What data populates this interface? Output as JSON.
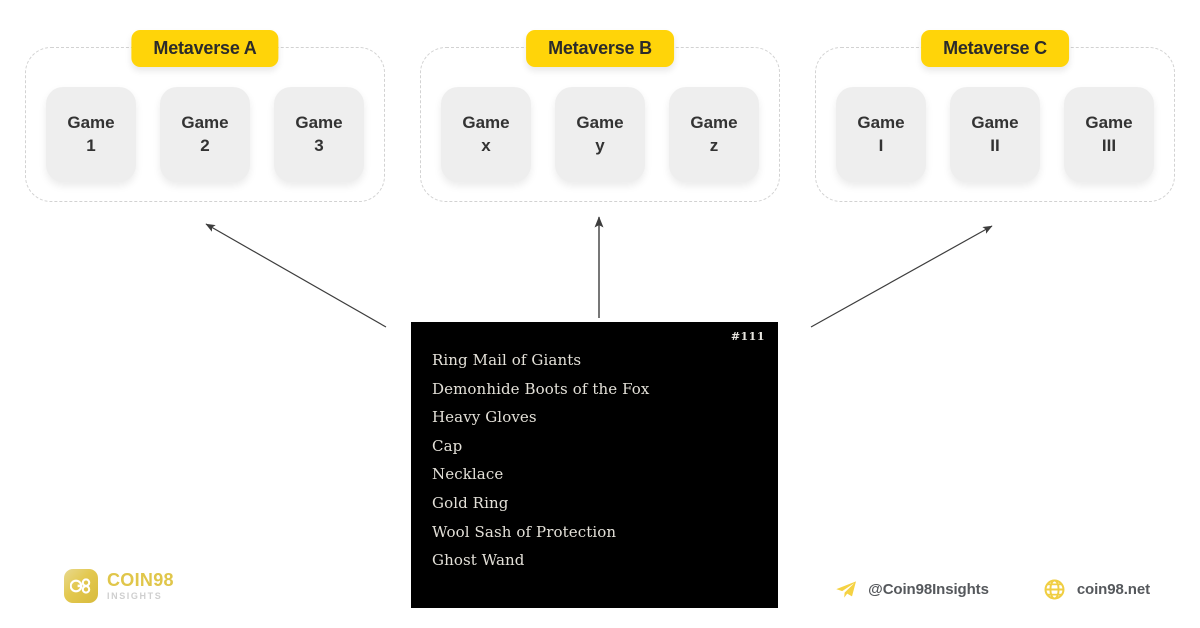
{
  "theme": {
    "accent_yellow": "#FFD409",
    "card_gray": "#EEEEEE",
    "panel_black": "#000000",
    "brand_gold": "#E0C64A",
    "footer_text": "#55585C"
  },
  "groups": [
    {
      "label": "Metaverse A",
      "games": [
        {
          "line1": "Game",
          "line2": "1"
        },
        {
          "line1": "Game",
          "line2": "2"
        },
        {
          "line1": "Game",
          "line2": "3"
        }
      ]
    },
    {
      "label": "Metaverse B",
      "games": [
        {
          "line1": "Game",
          "line2": "x"
        },
        {
          "line1": "Game",
          "line2": "y"
        },
        {
          "line1": "Game",
          "line2": "z"
        }
      ]
    },
    {
      "label": "Metaverse C",
      "games": [
        {
          "line1": "Game",
          "line2": "I"
        },
        {
          "line1": "Game",
          "line2": "II"
        },
        {
          "line1": "Game",
          "line2": "III"
        }
      ]
    }
  ],
  "panel": {
    "id_label": "#111",
    "items": [
      "Ring Mail of Giants",
      "Demonhide Boots of the Fox",
      "Heavy Gloves",
      "Cap",
      "Necklace",
      "Gold Ring",
      "Wool Sash of Protection",
      "Ghost Wand"
    ]
  },
  "arrows": [
    {
      "name": "arrow-to-metaverse-a",
      "direction": "up-left"
    },
    {
      "name": "arrow-to-metaverse-b",
      "direction": "up"
    },
    {
      "name": "arrow-to-metaverse-c",
      "direction": "up-right"
    }
  ],
  "brand": {
    "badge_text": "98",
    "name": "COIN98",
    "subtitle": "INSIGHTS"
  },
  "social": [
    {
      "icon": "telegram-icon",
      "label": "@Coin98Insights"
    },
    {
      "icon": "globe-icon",
      "label": "coin98.net"
    }
  ]
}
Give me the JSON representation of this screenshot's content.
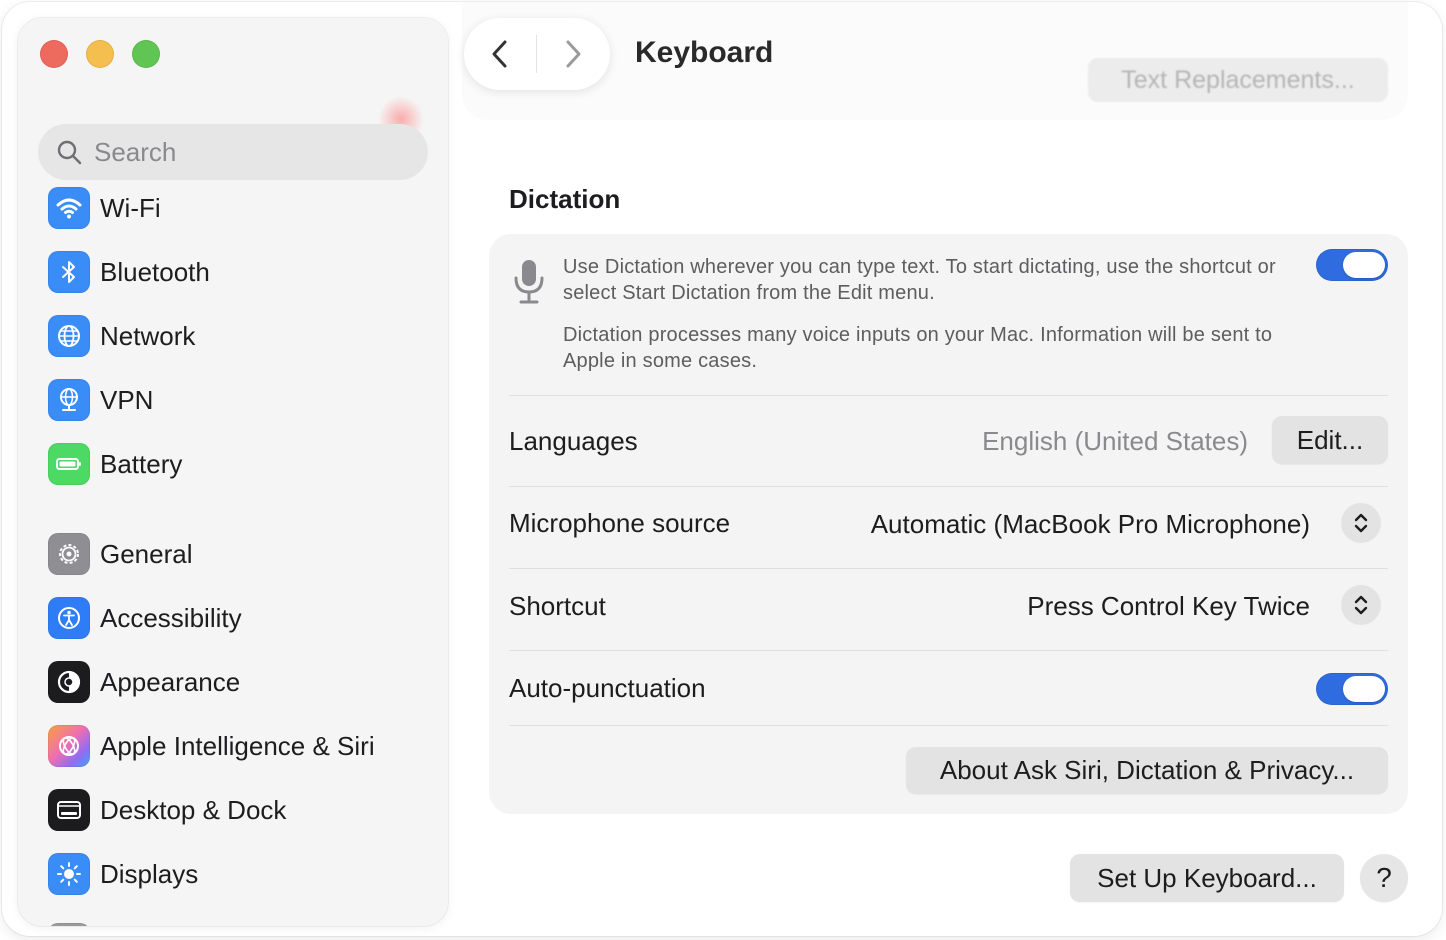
{
  "sidebar": {
    "search_placeholder": "Search",
    "items": [
      {
        "label": "Wi-Fi",
        "icon": "wifi-icon",
        "color": "#3a8cf7"
      },
      {
        "label": "Bluetooth",
        "icon": "bluetooth-icon",
        "color": "#3a8cf7"
      },
      {
        "label": "Network",
        "icon": "globe-icon",
        "color": "#3a8cf7"
      },
      {
        "label": "VPN",
        "icon": "vpn-globe-icon",
        "color": "#3a8cf7"
      },
      {
        "label": "Battery",
        "icon": "battery-icon",
        "color": "#4cd964"
      },
      {
        "label": "General",
        "icon": "gear-icon",
        "color": "#8e8e93"
      },
      {
        "label": "Accessibility",
        "icon": "accessibility-icon",
        "color": "#2f7df6"
      },
      {
        "label": "Appearance",
        "icon": "appearance-icon",
        "color": "#1c1c1e"
      },
      {
        "label": "Apple Intelligence & Siri",
        "icon": "siri-icon",
        "color": "#f06fb0"
      },
      {
        "label": "Desktop & Dock",
        "icon": "dock-icon",
        "color": "#1c1c1e"
      },
      {
        "label": "Displays",
        "icon": "sun-icon",
        "color": "#3a8cf7"
      }
    ]
  },
  "toolbar": {
    "title": "Keyboard",
    "text_replacements_label": "Text Replacements..."
  },
  "dictation": {
    "section_title": "Dictation",
    "description": "Use Dictation wherever you can type text. To start dictating, use the shortcut or select Start Dictation from the Edit menu.",
    "privacy_note": "Dictation processes many voice inputs on your Mac. Information will be sent to Apple in some cases.",
    "enabled": true,
    "languages_label": "Languages",
    "languages_value": "English (United States)",
    "edit_label": "Edit...",
    "mic_label": "Microphone source",
    "mic_value": "Automatic (MacBook Pro Microphone)",
    "shortcut_label": "Shortcut",
    "shortcut_value": "Press Control Key Twice",
    "autopunct_label": "Auto-punctuation",
    "autopunct_enabled": true,
    "about_label": "About Ask Siri, Dictation & Privacy..."
  },
  "footer": {
    "setup_keyboard_label": "Set Up Keyboard...",
    "help_label": "?"
  },
  "colors": {
    "accent": "#2f6cdf",
    "close": "#ed6a5e",
    "minimize": "#f5bf4f",
    "maximize": "#61c554"
  }
}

:::::

Brief:
Without the pictures, write out all of the material exactly.

Finished exercise:
What data populates this interface? Output as JSON.
{
  "theme": {
    "accent_yellow": "#FFD409",
    "card_gray": "#EEEEEE",
    "panel_black": "#000000",
    "brand_gold": "#E0C64A",
    "footer_text": "#55585C"
  },
  "groups": [
    {
      "label": "Metaverse A",
      "games": [
        {
          "line1": "Game",
          "line2": "1"
        },
        {
          "line1": "Game",
          "line2": "2"
        },
        {
          "line1": "Game",
          "line2": "3"
        }
      ]
    },
    {
      "label": "Metaverse B",
      "games": [
        {
          "line1": "Game",
          "line2": "x"
        },
        {
          "line1": "Game",
          "line2": "y"
        },
        {
          "line1": "Game",
          "line2": "z"
        }
      ]
    },
    {
      "label": "Metaverse C",
      "games": [
        {
          "line1": "Game",
          "line2": "I"
        },
        {
          "line1": "Game",
          "line2": "II"
        },
        {
          "line1": "Game",
          "line2": "III"
        }
      ]
    }
  ],
  "panel": {
    "id_label": "#111",
    "items": [
      "Ring Mail of Giants",
      "Demonhide Boots of the Fox",
      "Heavy Gloves",
      "Cap",
      "Necklace",
      "Gold Ring",
      "Wool Sash of Protection",
      "Ghost Wand"
    ]
  },
  "arrows": [
    {
      "name": "arrow-to-metaverse-a",
      "direction": "up-left"
    },
    {
      "name": "arrow-to-metaverse-b",
      "direction": "up"
    },
    {
      "name": "arrow-to-metaverse-c",
      "direction": "up-right"
    }
  ],
  "brand": {
    "badge_text": "98",
    "name": "COIN98",
    "subtitle": "INSIGHTS"
  },
  "social": [
    {
      "icon": "telegram-icon",
      "label": "@Coin98Insights"
    },
    {
      "icon": "globe-icon",
      "label": "coin98.net"
    }
  ]
}
Give me the JSON representation of this screenshot's content.
{
  "sidebar": {
    "search_placeholder": "Search",
    "items": [
      {
        "label": "Wi-Fi",
        "icon": "wifi-icon",
        "color": "#3a8cf7"
      },
      {
        "label": "Bluetooth",
        "icon": "bluetooth-icon",
        "color": "#3a8cf7"
      },
      {
        "label": "Network",
        "icon": "globe-icon",
        "color": "#3a8cf7"
      },
      {
        "label": "VPN",
        "icon": "vpn-globe-icon",
        "color": "#3a8cf7"
      },
      {
        "label": "Battery",
        "icon": "battery-icon",
        "color": "#4cd964"
      },
      {
        "label": "General",
        "icon": "gear-icon",
        "color": "#8e8e93"
      },
      {
        "label": "Accessibility",
        "icon": "accessibility-icon",
        "color": "#2f7df6"
      },
      {
        "label": "Appearance",
        "icon": "appearance-icon",
        "color": "#1c1c1e"
      },
      {
        "label": "Apple Intelligence & Siri",
        "icon": "siri-icon",
        "color": "#f06fb0"
      },
      {
        "label": "Desktop & Dock",
        "icon": "dock-icon",
        "color": "#1c1c1e"
      },
      {
        "label": "Displays",
        "icon": "sun-icon",
        "color": "#3a8cf7"
      }
    ]
  },
  "toolbar": {
    "title": "Keyboard",
    "text_replacements_label": "Text Replacements..."
  },
  "dictation": {
    "section_title": "Dictation",
    "description": "Use Dictation wherever you can type text. To start dictating, use the shortcut or select Start Dictation from the Edit menu.",
    "privacy_note": "Dictation processes many voice inputs on your Mac. Information will be sent to Apple in some cases.",
    "enabled": true,
    "languages_label": "Languages",
    "languages_value": "English (United States)",
    "edit_label": "Edit...",
    "mic_label": "Microphone source",
    "mic_value": "Automatic (MacBook Pro Microphone)",
    "shortcut_label": "Shortcut",
    "shortcut_value": "Press Control Key Twice",
    "autopunct_label": "Auto-punctuation",
    "autopunct_enabled": true,
    "about_label": "About Ask Siri, Dictation & Privacy..."
  },
  "footer": {
    "setup_keyboard_label": "Set Up Keyboard...",
    "help_label": "?"
  },
  "colors": {
    "accent": "#2f6cdf",
    "close": "#ed6a5e",
    "minimize": "#f5bf4f",
    "maximize": "#61c554"
  }
}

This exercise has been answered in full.